EXERCISE INSTRUCTIONS: Give only the number of lines where "address" occurs.

INPUT RECORDS:
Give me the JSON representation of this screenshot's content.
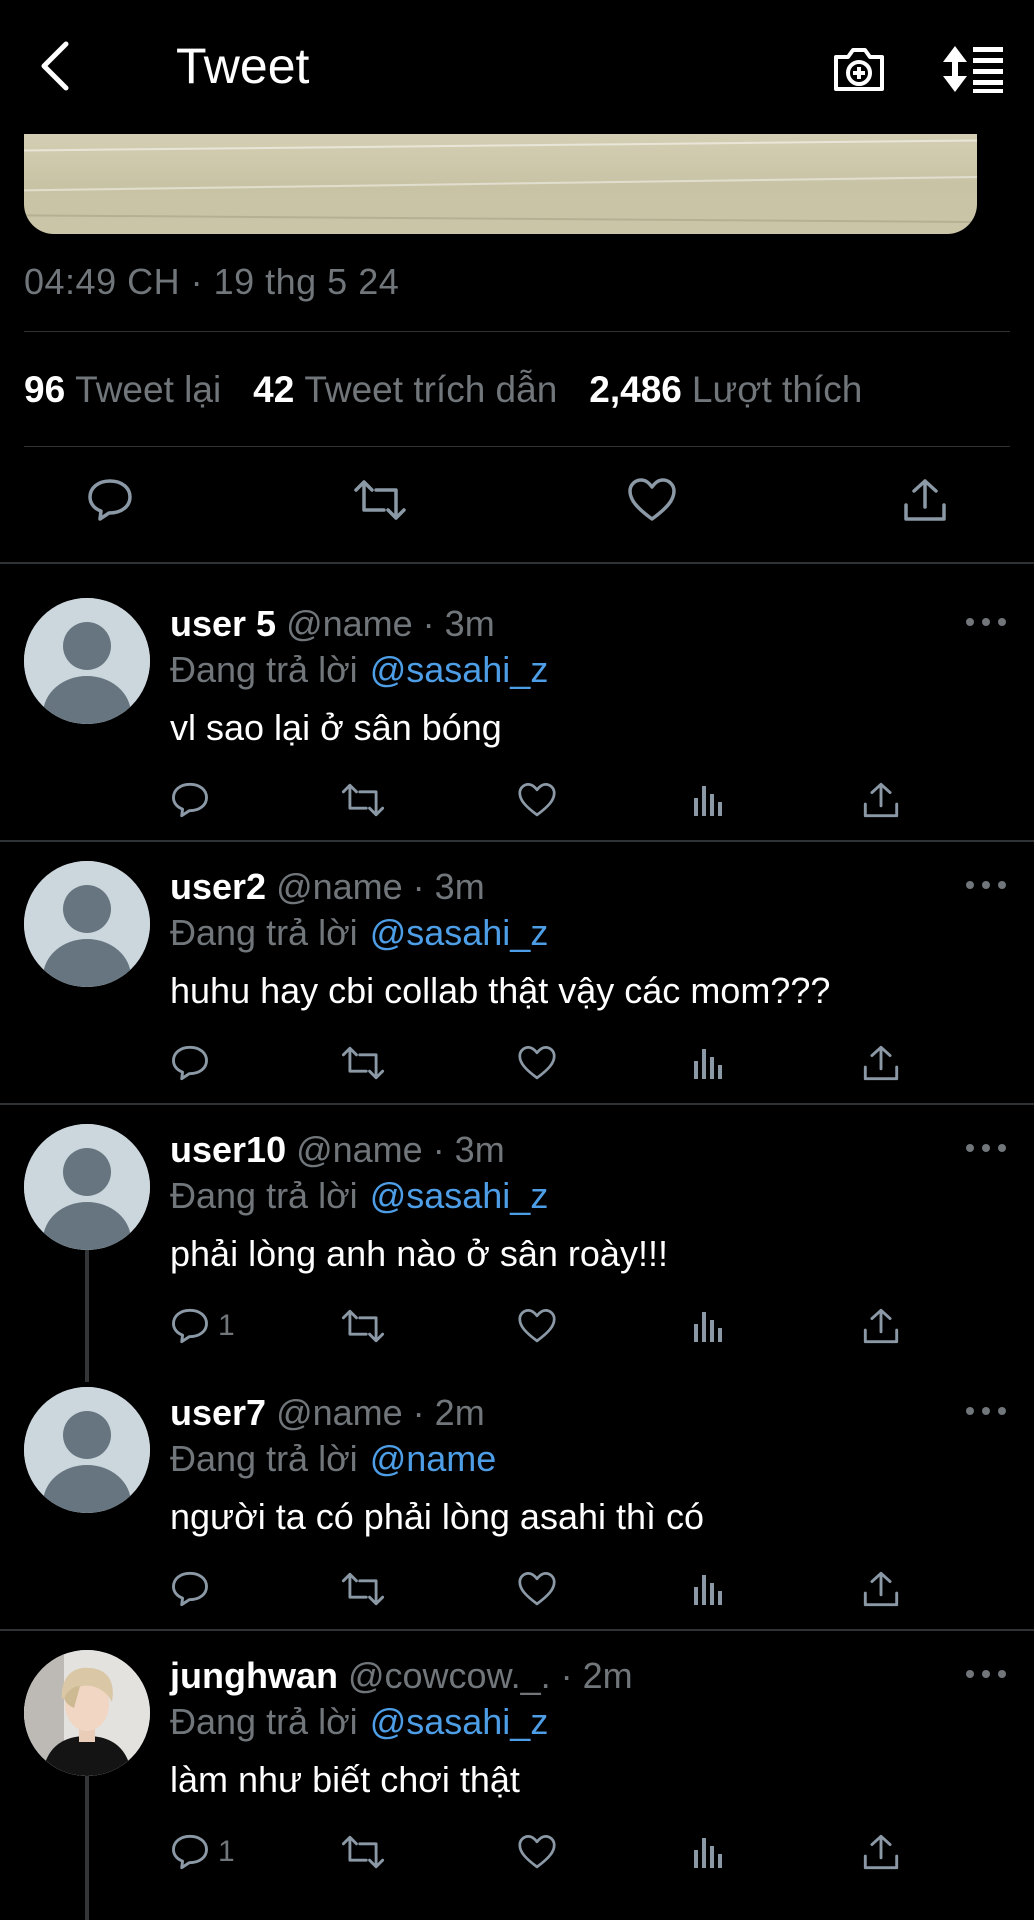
{
  "header": {
    "title": "Tweet",
    "back_icon": "chevron-left-icon",
    "camera_icon": "camera-plus-icon",
    "sort_icon": "sort-list-icon"
  },
  "tweet": {
    "timestamp": "04:49 CH · 19 thg 5 24",
    "stats": [
      {
        "count": "96",
        "label": "Tweet lại"
      },
      {
        "count": "42",
        "label": "Tweet trích dẫn"
      },
      {
        "count": "2,486",
        "label": "Lượt thích"
      }
    ]
  },
  "replies": [
    {
      "user": "user 5",
      "meta": "@name · 3m",
      "replying": "Đang trả lời",
      "mention": "@sasahi_z",
      "text": "vl sao lại ở sân bóng",
      "reply_count": ""
    },
    {
      "user": "user2",
      "meta": "@name · 3m",
      "replying": "Đang trả lời",
      "mention": "@sasahi_z",
      "text": "huhu hay cbi collab thật vậy các mom???",
      "reply_count": ""
    },
    {
      "user": "user10",
      "meta": "@name · 3m",
      "replying": "Đang trả lời",
      "mention": "@sasahi_z",
      "text": "phải lòng anh nào ở sân roày!!!",
      "reply_count": "1"
    },
    {
      "user": "user7",
      "meta": "@name · 2m",
      "replying": "Đang trả lời",
      "mention": "@name",
      "text": "người ta có phải lòng asahi thì có",
      "reply_count": ""
    },
    {
      "user": "junghwan",
      "meta": "@cowcow._. · 2m",
      "replying": "Đang trả lời",
      "mention": "@sasahi_z",
      "text": "làm như biết chơi thật",
      "reply_count": "1"
    }
  ],
  "colors": {
    "background": "#000000",
    "secondary_text": "#71767b",
    "mention": "#4d9ee6",
    "divider": "#2f3336",
    "avatar_placeholder": "#ccd6dd"
  }
}
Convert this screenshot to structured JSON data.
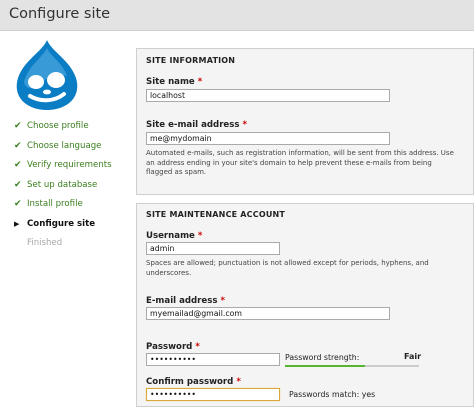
{
  "window": {
    "title": "Configure site"
  },
  "sidebar": {
    "steps": [
      {
        "label": "Choose profile",
        "status": "done"
      },
      {
        "label": "Choose language",
        "status": "done"
      },
      {
        "label": "Verify requirements",
        "status": "done"
      },
      {
        "label": "Set up database",
        "status": "done"
      },
      {
        "label": "Install profile",
        "status": "done"
      },
      {
        "label": "Configure site",
        "status": "current"
      },
      {
        "label": "Finished",
        "status": "pending"
      }
    ]
  },
  "site_information": {
    "legend": "SITE INFORMATION",
    "site_name": {
      "label": "Site name",
      "value": "localhost"
    },
    "site_email": {
      "label": "Site e-mail address",
      "value": "me@mydomain",
      "description": "Automated e-mails, such as registration information, will be sent from this address. Use an address ending in your site's domain to help prevent these e-mails from being flagged as spam."
    }
  },
  "maintenance_account": {
    "legend": "SITE MAINTENANCE ACCOUNT",
    "username": {
      "label": "Username",
      "value": "admin",
      "description": "Spaces are allowed; punctuation is not allowed except for periods, hyphens, and underscores."
    },
    "email": {
      "label": "E-mail address",
      "value": "myemailad@gmail.com"
    },
    "password": {
      "label": "Password",
      "value": "••••••••••"
    },
    "password_strength": {
      "label": "Password strength:",
      "value": "Fair",
      "level": 0.6
    },
    "confirm_password": {
      "label": "Confirm password",
      "value": "••••••••••"
    },
    "passwords_match": {
      "label": "Passwords match:",
      "value": "yes"
    }
  },
  "required_marker": "*",
  "colors": {
    "step_done": "#3a7d1e",
    "step_pending": "#a8a8a8",
    "required": "#cc0000",
    "strength_bar": "#59b432",
    "logo_blue": "#0b7dc4"
  }
}
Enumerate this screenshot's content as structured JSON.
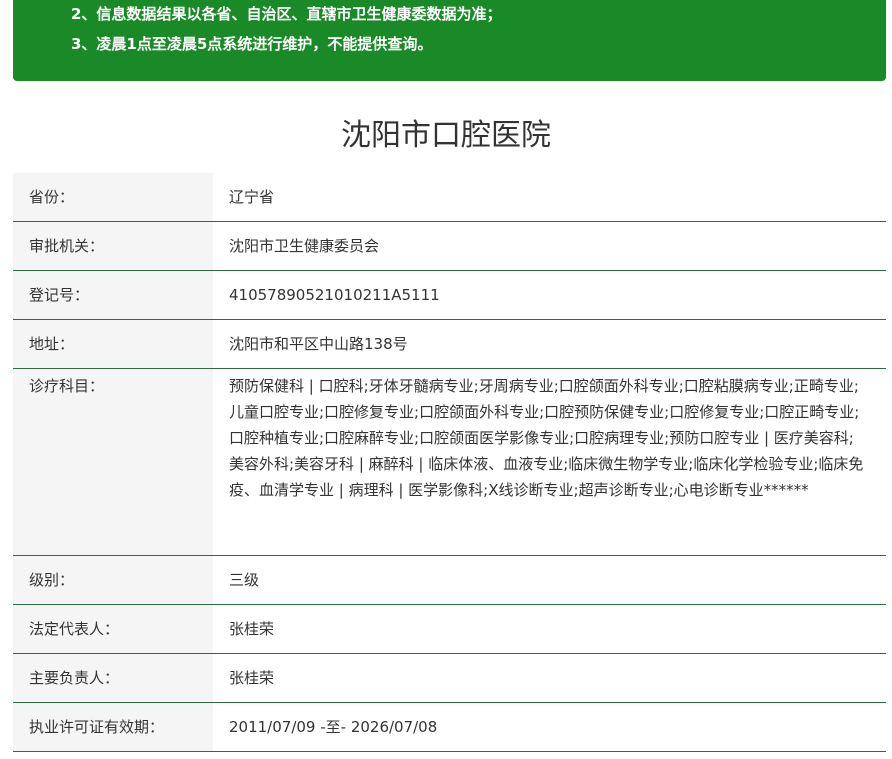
{
  "notice": {
    "line2": "2、信息数据结果以各省、自治区、直辖市卫生健康委数据为准；",
    "line3": "3、凌晨1点至凌晨5点系统进行维护，不能提供查询。"
  },
  "hospital": {
    "name": "沈阳市口腔医院"
  },
  "fields": [
    {
      "label": "省份：",
      "value": "辽宁省"
    },
    {
      "label": "审批机关：",
      "value": "沈阳市卫生健康委员会"
    },
    {
      "label": "登记号：",
      "value": "41057890521010211A5111"
    },
    {
      "label": "地址：",
      "value": "沈阳市和平区中山路138号"
    },
    {
      "label": "诊疗科目：",
      "value": "预防保健科 | 口腔科;牙体牙髓病专业;牙周病专业;口腔颌面外科专业;口腔粘膜病专业;正畸专业;儿童口腔专业;口腔修复专业;口腔颌面外科专业;口腔预防保健专业;口腔修复专业;口腔正畸专业;口腔种植专业;口腔麻醉专业;口腔颌面医学影像专业;口腔病理专业;预防口腔专业 | 医疗美容科;美容外科;美容牙科 | 麻醉科 | 临床体液、血液专业;临床微生物学专业;临床化学检验专业;临床免疫、血清学专业 | 病理科 | 医学影像科;X线诊断专业;超声诊断专业;心电诊断专业******"
    },
    {
      "label": "级别：",
      "value": "三级"
    },
    {
      "label": "法定代表人：",
      "value": "张桂荣"
    },
    {
      "label": "主要负责人：",
      "value": "张桂荣"
    },
    {
      "label": "执业许可证有效期：",
      "value": "2011/07/09 -至- 2026/07/08"
    }
  ],
  "colors": {
    "notice_bg": "#1a8a28",
    "row_divider": "#2c6b3a",
    "label_bg": "#f5f5f5"
  }
}
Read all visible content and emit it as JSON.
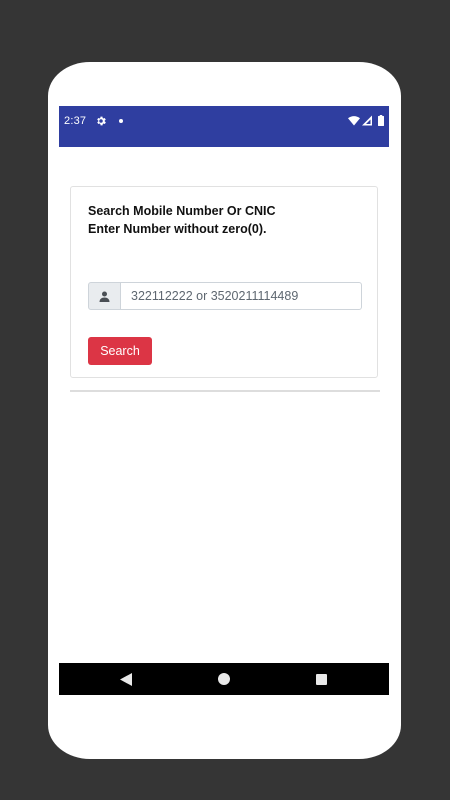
{
  "status_bar": {
    "time": "2:37",
    "icons": [
      "settings-icon",
      "notification-dot-icon",
      "wifi-icon",
      "signal-icon",
      "battery-icon"
    ],
    "background_color": "#2f3ea0"
  },
  "search_card": {
    "title_line1": "Search Mobile Number Or CNIC",
    "title_line2": "Enter Number without zero(0).",
    "input": {
      "addon_icon": "user-icon",
      "value": "",
      "placeholder": "322112222 or 3520211114489"
    },
    "search_button_label": "Search",
    "button_color": "#dc3545"
  },
  "nav_bar": {
    "icons": [
      "back-icon",
      "home-icon",
      "recents-icon"
    ]
  }
}
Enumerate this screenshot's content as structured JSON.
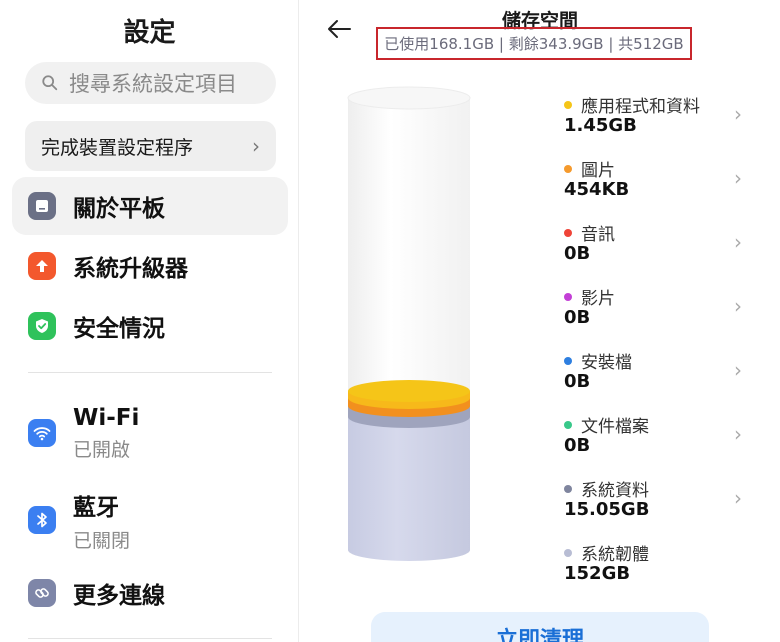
{
  "settings": {
    "title": "設定",
    "search_placeholder": "搜尋系統設定項目",
    "setup_card": {
      "label": "完成裝置設定程序"
    },
    "menu": [
      {
        "label": "關於平板",
        "icon": "tablet-icon",
        "color": "#6b7086"
      },
      {
        "label": "系統升級器",
        "icon": "arrow-up-icon",
        "color": "#f3582d"
      },
      {
        "label": "安全情況",
        "icon": "shield-check-icon",
        "color": "#2fc25b"
      },
      {
        "label": "Wi-Fi",
        "sub": "已開啟",
        "icon": "wifi-icon",
        "color": "#3b7ff1"
      },
      {
        "label": "藍牙",
        "sub": "已關閉",
        "icon": "bluetooth-icon",
        "color": "#3b7ff1"
      },
      {
        "label": "更多連線",
        "icon": "link-icon",
        "color": "#7e86a8"
      }
    ]
  },
  "storage": {
    "title": "儲存空間",
    "summary": "已使用168.1GB | 剩餘343.9GB | 共512GB",
    "used_gb": 168.1,
    "free_gb": 343.9,
    "total_gb": 512,
    "categories": [
      {
        "name": "應用程式和資料",
        "size": "1.45GB",
        "color": "#f5c518"
      },
      {
        "name": "圖片",
        "size": "454KB",
        "color": "#f59a2d"
      },
      {
        "name": "音訊",
        "size": "0B",
        "color": "#ef4438"
      },
      {
        "name": "影片",
        "size": "0B",
        "color": "#c33fd6"
      },
      {
        "name": "安裝檔",
        "size": "0B",
        "color": "#2e7fe0"
      },
      {
        "name": "文件檔案",
        "size": "0B",
        "color": "#39c88a"
      },
      {
        "name": "系統資料",
        "size": "15.05GB",
        "color": "#7f859e"
      },
      {
        "name": "系統韌體",
        "size": "152GB",
        "color": "#b8bdd4"
      }
    ],
    "clean_button": "立即清理"
  }
}
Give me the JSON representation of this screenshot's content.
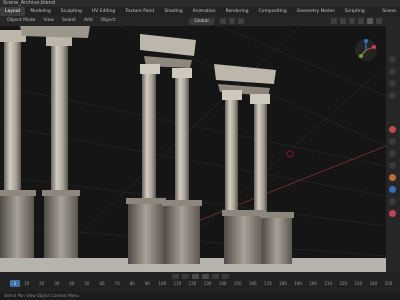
{
  "app": {
    "title": "Scene_Archive.blend"
  },
  "menubar": {
    "workspaces": [
      "Layout",
      "Modeling",
      "Sculpting",
      "UV Editing",
      "Texture Paint",
      "Shading",
      "Animation",
      "Rendering",
      "Compositing",
      "Geometry Nodes",
      "Scripting"
    ],
    "active_workspace": "Layout",
    "scene_label": "Scene"
  },
  "header": {
    "items": [
      "Object Mode",
      "View",
      "Select",
      "Add",
      "Object"
    ],
    "orientation": "Global"
  },
  "timeline": {
    "current_frame": "1",
    "frames": [
      "0",
      "10",
      "20",
      "30",
      "40",
      "50",
      "60",
      "70",
      "80",
      "90",
      "100",
      "110",
      "120",
      "130",
      "140",
      "150",
      "160",
      "170",
      "180",
      "190",
      "200",
      "210",
      "220",
      "230",
      "240",
      "250"
    ]
  },
  "status": {
    "text": "Select    Pan View    Object Context Menu"
  },
  "viewport": {
    "bg_color": "#171717",
    "grid_color": "#2b2b2b",
    "x_axis_color": "#8a3040",
    "marble_light": "#c9c3b8",
    "marble_dark": "#5b5650"
  }
}
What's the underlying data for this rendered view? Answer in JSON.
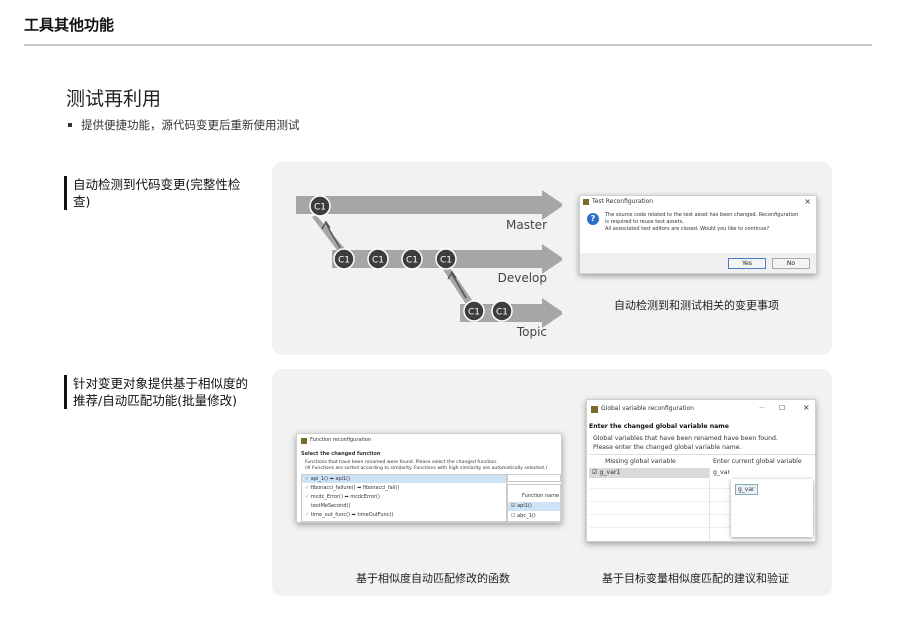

SOLUTION TO THE EXERCISE: 3